### Listing
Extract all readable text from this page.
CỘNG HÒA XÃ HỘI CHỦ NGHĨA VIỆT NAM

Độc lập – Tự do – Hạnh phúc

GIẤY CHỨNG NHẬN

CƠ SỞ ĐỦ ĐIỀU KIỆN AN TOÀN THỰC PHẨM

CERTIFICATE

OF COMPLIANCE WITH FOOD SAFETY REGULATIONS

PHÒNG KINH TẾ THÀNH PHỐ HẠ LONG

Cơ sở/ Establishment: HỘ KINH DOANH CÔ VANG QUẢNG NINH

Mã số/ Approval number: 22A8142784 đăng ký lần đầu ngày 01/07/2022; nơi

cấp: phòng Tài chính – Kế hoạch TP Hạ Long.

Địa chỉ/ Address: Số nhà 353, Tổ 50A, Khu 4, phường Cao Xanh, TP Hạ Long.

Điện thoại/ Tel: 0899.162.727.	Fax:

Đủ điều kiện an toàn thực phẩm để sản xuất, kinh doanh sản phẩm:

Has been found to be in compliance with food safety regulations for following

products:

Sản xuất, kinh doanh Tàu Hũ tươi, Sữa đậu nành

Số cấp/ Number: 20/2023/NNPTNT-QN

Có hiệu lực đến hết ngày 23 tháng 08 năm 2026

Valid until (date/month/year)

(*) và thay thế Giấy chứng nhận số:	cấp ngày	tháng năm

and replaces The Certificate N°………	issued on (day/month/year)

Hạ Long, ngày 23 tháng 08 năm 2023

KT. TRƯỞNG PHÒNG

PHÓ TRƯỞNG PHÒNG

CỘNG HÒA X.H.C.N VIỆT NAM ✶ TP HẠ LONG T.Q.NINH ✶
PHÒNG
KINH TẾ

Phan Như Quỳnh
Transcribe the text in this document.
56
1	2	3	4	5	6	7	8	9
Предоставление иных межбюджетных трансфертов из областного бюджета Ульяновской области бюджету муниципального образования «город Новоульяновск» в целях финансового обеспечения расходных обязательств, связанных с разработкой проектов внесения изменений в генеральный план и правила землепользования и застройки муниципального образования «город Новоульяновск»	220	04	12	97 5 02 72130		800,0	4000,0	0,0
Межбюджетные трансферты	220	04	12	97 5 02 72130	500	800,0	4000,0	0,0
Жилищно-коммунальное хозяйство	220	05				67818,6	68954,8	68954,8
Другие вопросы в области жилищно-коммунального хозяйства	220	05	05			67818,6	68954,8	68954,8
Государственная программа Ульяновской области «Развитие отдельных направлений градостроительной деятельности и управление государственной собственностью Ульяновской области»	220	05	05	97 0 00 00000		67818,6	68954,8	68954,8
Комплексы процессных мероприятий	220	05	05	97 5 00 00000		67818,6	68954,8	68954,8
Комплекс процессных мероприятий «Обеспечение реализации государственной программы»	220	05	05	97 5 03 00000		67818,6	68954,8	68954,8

### Requirement
Copy every line of the material, please, keeping it exactly the same.

### Output
Extract all readable text from this page.
CỘNG HÒA XÃ HỘI CHỦ NGHĨA VIỆT NAM

Độc lập – Tự do – Hạnh phúc

GIẤY CHỨNG NHẬN

CƠ SỞ ĐỦ ĐIỀU KIỆN AN TOÀN THỰC PHẨM

CERTIFICATE

OF COMPLIANCE WITH FOOD SAFETY REGULATIONS

PHÒNG KINH TẾ THÀNH PHỐ HẠ LONG

Cơ sở/ Establishment: HỘ KINH DOANH CÔ VANG QUẢNG NINH

Mã số/ Approval number: 22A8142784 đăng ký lần đầu ngày 01/07/2022; nơi

cấp: phòng Tài chính – Kế hoạch TP Hạ Long.

Địa chỉ/ Address: Số nhà 353, Tổ 50A, Khu 4, phường Cao Xanh, TP Hạ Long.

Điện thoại/ Tel: 0899.162.727.	Fax:

Đủ điều kiện an toàn thực phẩm để sản xuất, kinh doanh sản phẩm:

Has been found to be in compliance with food safety regulations for following

products:

Sản xuất, kinh doanh Tàu Hũ tươi, Sữa đậu nành

Số cấp/ Number: 20/2023/NNPTNT-QN

Có hiệu lực đến hết ngày 23 tháng 08 năm 2026

Valid until (date/month/year)

(*) và thay thế Giấy chứng nhận số:	cấp ngày	tháng năm

and replaces The Certificate N°………	issued on (day/month/year)

Hạ Long, ngày 23 tháng 08 năm 2023

KT. TRƯỞNG PHÒNG

PHÓ TRƯỞNG PHÒNG

CỘNG HÒA X.H.C.N VIỆT NAM ✶ TP HẠ LONG T.Q.NINH ✶
PHÒNG
KINH TẾ

Phan Như Quỳnh
Transcribe the text in this document.
56
1	2	3	4	5	6	7	8	9
Предоставление иных межбюджетных трансфертов из областного бюджета Ульяновской области бюджету муниципального образования «город Новоульяновск» в целях финансового обеспечения расходных обязательств, связанных с разработкой проектов внесения изменений в генеральный план и правила землепользования и застройки муниципального образования «город Новоульяновск»	220	04	12	97 5 02 72130		800,0	4000,0	0,0
Межбюджетные трансферты	220	04	12	97 5 02 72130	500	800,0	4000,0	0,0
Жилищно-коммунальное хозяйство	220	05				67818,6	68954,8	68954,8
Другие вопросы в области жилищно-коммунального хозяйства	220	05	05			67818,6	68954,8	68954,8
Государственная программа Ульяновской области «Развитие отдельных направлений градостроительной деятельности и управление государственной собственностью Ульяновской области»	220	05	05	97 0 00 00000		67818,6	68954,8	68954,8
Комплексы процессных мероприятий	220	05	05	97 5 00 00000		67818,6	68954,8	68954,8
Комплекс процессных мероприятий «Обеспечение реализации государственной программы»	220	05	05	97 5 03 00000		67818,6	68954,8	68954,8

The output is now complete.